◆ INFORMATION SUPPLIED ◆
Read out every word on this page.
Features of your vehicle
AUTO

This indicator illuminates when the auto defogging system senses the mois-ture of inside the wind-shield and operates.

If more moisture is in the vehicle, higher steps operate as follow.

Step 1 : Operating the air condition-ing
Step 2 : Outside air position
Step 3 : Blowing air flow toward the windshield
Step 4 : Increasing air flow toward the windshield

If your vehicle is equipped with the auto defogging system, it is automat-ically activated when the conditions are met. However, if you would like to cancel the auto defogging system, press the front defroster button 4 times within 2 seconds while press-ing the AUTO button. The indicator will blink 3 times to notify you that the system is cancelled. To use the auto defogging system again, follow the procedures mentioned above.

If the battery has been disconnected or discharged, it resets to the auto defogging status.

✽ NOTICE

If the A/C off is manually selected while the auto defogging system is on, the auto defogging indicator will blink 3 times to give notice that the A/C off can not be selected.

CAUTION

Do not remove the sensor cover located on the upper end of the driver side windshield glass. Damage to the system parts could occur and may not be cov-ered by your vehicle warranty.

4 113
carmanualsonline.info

◆ PROMPT ◆
Go through the records and print each one exactly.

◆ REPLY TO THE TASK ◆
Read out every word on this page.
Features of your vehicle
AUTO

This indicator illuminates when the auto defogging system senses the mois-ture of inside the wind-shield and operates.

If more moisture is in the vehicle, higher steps operate as follow.

Step 1 : Operating the air condition-ing
Step 2 : Outside air position
Step 3 : Blowing air flow toward the windshield
Step 4 : Increasing air flow toward the windshield

If your vehicle is equipped with the auto defogging system, it is automat-ically activated when the conditions are met. However, if you would like to cancel the auto defogging system, press the front defroster button 4 times within 2 seconds while press-ing the AUTO button. The indicator will blink 3 times to notify you that the system is cancelled. To use the auto defogging system again, follow the procedures mentioned above.

If the battery has been disconnected or discharged, it resets to the auto defogging status.

✽ NOTICE

If the A/C off is manually selected while the auto defogging system is on, the auto defogging indicator will blink 3 times to give notice that the A/C off can not be selected.

CAUTION

Do not remove the sensor cover located on the upper end of the driver side windshield glass. Damage to the system parts could occur and may not be cov-ered by your vehicle warranty.

4 113
carmanualsonline.info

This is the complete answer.